Dataset records:
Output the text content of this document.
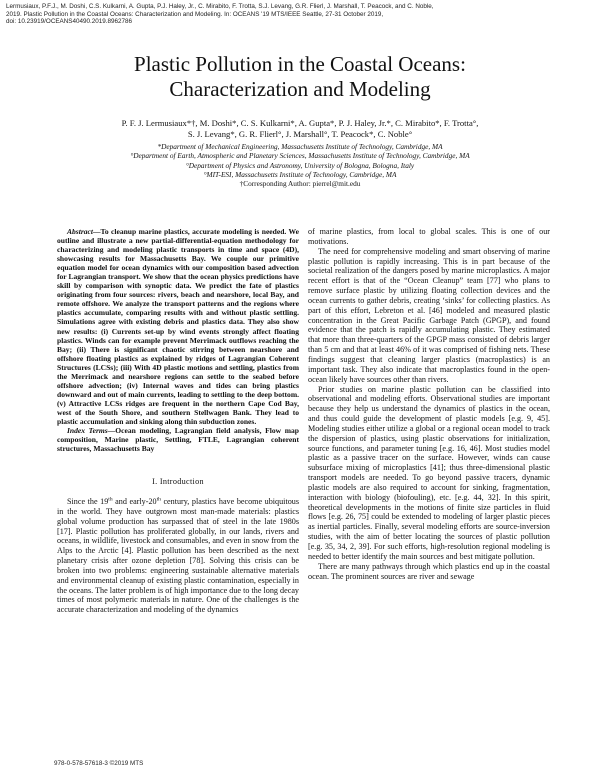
Lermusiaux, P.F.J., M. Doshi, C.S. Kulkarni, A. Gupta, P.J. Haley, Jr., C. Mirabito, F. Trotta, S.J. Levang, G.R. Flierl, J. Marshall, T. Peacock, and C. Noble,
2019. Plastic Pollution in the Coastal Oceans: Characterization and Modeling. In: OCEANS '19 MTS/IEEE Seattle, 27-31 October 2019,
doi: 10.23919/OCEANS40490.2019.8962786
Plastic Pollution in the Coastal Oceans:
Characterization and Modeling
P. F. J. Lermusiaux*†, M. Doshi*, C. S. Kulkarni*, A. Gupta*, P. J. Haley, Jr.*, C. Mirabito*, F. Trotta°,
S. J. Levang*, G. R. Flierl°, J. Marshall°, T. Peacock*, C. Noble°
*Department of Mechanical Engineering, Massachusetts Institute of Technology, Cambridge, MA
°Department of Earth, Atmospheric and Planetary Sciences, Massachusetts Institute of Technology, Cambridge, MA
°Department of Physics and Astronomy, University of Bologna, Bologna, Italy
°MIT-ESI, Massachusetts Institute of Technology, Cambridge, MA
†Corresponding Author: pierrel@mit.edu

Abstract—To cleanup marine plastics, accurate modeling is needed. We outline and illustrate a new partial-differential-equation methodology for characterizing and modeling plastic transports in time and space (4D), showcasing results for Massachusetts Bay. We couple our primitive equation model for ocean dynamics with our composition based advection for Lagrangian transport. We show that the ocean physics predictions have skill by comparison with synoptic data. We predict the fate of plastics originating from four sources: rivers, beach and nearshore, local Bay, and remote offshore. We analyze the transport patterns and the regions where plastics accumulate, comparing results with and without plastic settling. Simulations agree with existing debris and plastics data. They also show new results: (i) Currents set-up by wind events strongly affect floating plastics. Winds can for example prevent Merrimack outflows reaching the Bay; (ii) There is significant chaotic stirring between nearshore and offshore floating plastics as explained by ridges of Lagrangian Coherent Structures (LCSs); (iii) With 4D plastic motions and settling, plastics from the Merrimack and nearshore regions can settle to the seabed before offshore advection; (iv) Internal waves and tides can bring plastics downward and out of main currents, leading to settling to the deep bottom. (v) Attractive LCSs ridges are frequent in the northern Cape Cod Bay, west of the South Shore, and southern Stellwagen Bank. They lead to plastic accumulation and sinking along thin subduction zones.

Index Terms—Ocean modeling, Lagrangian field analysis, Flow map composition, Marine plastic, Settling, FTLE, Lagrangian coherent structures, Massachusetts Bay

I. Introduction

Since the 19th and early-20th century, plastics have become ubiquitous in the world. They have outgrown most man-made materials: plastics global volume production has surpassed that of steel in the late 1980s [17]. Plastic pollution has proliferated globally, in our lands, rivers and oceans, in wildlife, livestock and consumables, and even in snow from the Alps to the Arctic [4]. Plastic pollution has been described as the next planetary crisis after ozone depletion [78]. Solving this crisis can be broken into two problems: engineering sustainable alternative materials and environmental cleanup of existing plastic contamination, especially in the oceans. The latter problem is of high importance due to the long decay times of most polymeric materials in nature. One of the challenges is the accurate characterization and modeling of the dynamics

of marine plastics, from local to global scales. This is one of our motivations.

The need for comprehensive modeling and smart observing of marine plastic pollution is rapidly increasing. This is in part because of the societal realization of the dangers posed by marine microplastics. A major recent effort is that of the “Ocean Cleanup” team [77] who plans to remove surface plastic by utilizing floating collection devices and the ocean currents to gather debris, creating ‘sinks’ for collecting plastics. As part of this effort, Lebreton et al. [46] modeled and measured plastic concentration in the Great Pacific Garbage Patch (GPGP), and found evidence that the patch is rapidly accumulating plastic. They estimated that more than three-quarters of the GPGP mass consisted of debris larger than 5 cm and that at least 46% of it was comprised of fishing nets. These findings suggest that cleaning larger plastics (macroplastics) is an important task. They also indicate that macroplastics found in the open-ocean likely have sources other than rivers.

Prior studies on marine plastic pollution can be classified into observational and modeling efforts. Observational studies are important because they help us understand the dynamics of plastics in the ocean, and thus could guide the development of plastic models [e.g. 9, 45]. Modeling studies either utilize a global or a regional ocean model to track the dispersion of plastics, using plastic observations for initialization, source functions, and parameter tuning [e.g. 16, 46]. Most studies model plastic as a passive tracer on the surface. However, winds can cause subsurface mixing of microplastics [41]; thus three-dimensional plastic transport models are needed. To go beyond passive tracers, dynamic plastic models are also required to account for sinking, fragmentation, interaction with biology (biofouling), etc. [e.g. 44, 32]. In this spirit, theoretical developments in the motions of finite size particles in fluid flows [e.g. 26, 75] could be extended to modeling of larger plastic pieces as inertial particles. Finally, several modeling efforts are source-inversion studies, with the aim of better locating the sources of plastic pollution [e.g. 35, 34, 2, 39]. For such efforts, high-resolution regional modeling is needed to better identify the main sources and best mitigate pollution.

There are many pathways through which plastics end up in the coastal ocean. The prominent sources are river and sewage

978-0-578-57618-3 ©2019 MTS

Task description:
Reproduce the full listing above verbatim, with no pictures included.

Solution below:
Output the text content of this document.
Lermusiaux, P.F.J., M. Doshi, C.S. Kulkarni, A. Gupta, P.J. Haley, Jr., C. Mirabito, F. Trotta, S.J. Levang, G.R. Flierl, J. Marshall, T. Peacock, and C. Noble,
2019. Plastic Pollution in the Coastal Oceans: Characterization and Modeling. In: OCEANS '19 MTS/IEEE Seattle, 27-31 October 2019,
doi: 10.23919/OCEANS40490.2019.8962786
Plastic Pollution in the Coastal Oceans:
Characterization and Modeling
P. F. J. Lermusiaux*†, M. Doshi*, C. S. Kulkarni*, A. Gupta*, P. J. Haley, Jr.*, C. Mirabito*, F. Trotta°,
S. J. Levang*, G. R. Flierl°, J. Marshall°, T. Peacock*, C. Noble°
*Department of Mechanical Engineering, Massachusetts Institute of Technology, Cambridge, MA
°Department of Earth, Atmospheric and Planetary Sciences, Massachusetts Institute of Technology, Cambridge, MA
°Department of Physics and Astronomy, University of Bologna, Bologna, Italy
°MIT-ESI, Massachusetts Institute of Technology, Cambridge, MA
†Corresponding Author: pierrel@mit.edu

Abstract—To cleanup marine plastics, accurate modeling is needed. We outline and illustrate a new partial-differential-equation methodology for characterizing and modeling plastic transports in time and space (4D), showcasing results for Massachusetts Bay. We couple our primitive equation model for ocean dynamics with our composition based advection for Lagrangian transport. We show that the ocean physics predictions have skill by comparison with synoptic data. We predict the fate of plastics originating from four sources: rivers, beach and nearshore, local Bay, and remote offshore. We analyze the transport patterns and the regions where plastics accumulate, comparing results with and without plastic settling. Simulations agree with existing debris and plastics data. They also show new results: (i) Currents set-up by wind events strongly affect floating plastics. Winds can for example prevent Merrimack outflows reaching the Bay; (ii) There is significant chaotic stirring between nearshore and offshore floating plastics as explained by ridges of Lagrangian Coherent Structures (LCSs); (iii) With 4D plastic motions and settling, plastics from the Merrimack and nearshore regions can settle to the seabed before offshore advection; (iv) Internal waves and tides can bring plastics downward and out of main currents, leading to settling to the deep bottom. (v) Attractive LCSs ridges are frequent in the northern Cape Cod Bay, west of the South Shore, and southern Stellwagen Bank. They lead to plastic accumulation and sinking along thin subduction zones.

Index Terms—Ocean modeling, Lagrangian field analysis, Flow map composition, Marine plastic, Settling, FTLE, Lagrangian coherent structures, Massachusetts Bay

I. Introduction

Since the 19th and early-20th century, plastics have become ubiquitous in the world. They have outgrown most man-made materials: plastics global volume production has surpassed that of steel in the late 1980s [17]. Plastic pollution has proliferated globally, in our lands, rivers and oceans, in wildlife, livestock and consumables, and even in snow from the Alps to the Arctic [4]. Plastic pollution has been described as the next planetary crisis after ozone depletion [78]. Solving this crisis can be broken into two problems: engineering sustainable alternative materials and environmental cleanup of existing plastic contamination, especially in the oceans. The latter problem is of high importance due to the long decay times of most polymeric materials in nature. One of the challenges is the accurate characterization and modeling of the dynamics

of marine plastics, from local to global scales. This is one of our motivations.

The need for comprehensive modeling and smart observing of marine plastic pollution is rapidly increasing. This is in part because of the societal realization of the dangers posed by marine microplastics. A major recent effort is that of the “Ocean Cleanup” team [77] who plans to remove surface plastic by utilizing floating collection devices and the ocean currents to gather debris, creating ‘sinks’ for collecting plastics. As part of this effort, Lebreton et al. [46] modeled and measured plastic concentration in the Great Pacific Garbage Patch (GPGP), and found evidence that the patch is rapidly accumulating plastic. They estimated that more than three-quarters of the GPGP mass consisted of debris larger than 5 cm and that at least 46% of it was comprised of fishing nets. These findings suggest that cleaning larger plastics (macroplastics) is an important task. They also indicate that macroplastics found in the open-ocean likely have sources other than rivers.

Prior studies on marine plastic pollution can be classified into observational and modeling efforts. Observational studies are important because they help us understand the dynamics of plastics in the ocean, and thus could guide the development of plastic models [e.g. 9, 45]. Modeling studies either utilize a global or a regional ocean model to track the dispersion of plastics, using plastic observations for initialization, source functions, and parameter tuning [e.g. 16, 46]. Most studies model plastic as a passive tracer on the surface. However, winds can cause subsurface mixing of microplastics [41]; thus three-dimensional plastic transport models are needed. To go beyond passive tracers, dynamic plastic models are also required to account for sinking, fragmentation, interaction with biology (biofouling), etc. [e.g. 44, 32]. In this spirit, theoretical developments in the motions of finite size particles in fluid flows [e.g. 26, 75] could be extended to modeling of larger plastic pieces as inertial particles. Finally, several modeling efforts are source-inversion studies, with the aim of better locating the sources of plastic pollution [e.g. 35, 34, 2, 39]. For such efforts, high-resolution regional modeling is needed to better identify the main sources and best mitigate pollution.

There are many pathways through which plastics end up in the coastal ocean. The prominent sources are river and sewage

978-0-578-57618-3 ©2019 MTS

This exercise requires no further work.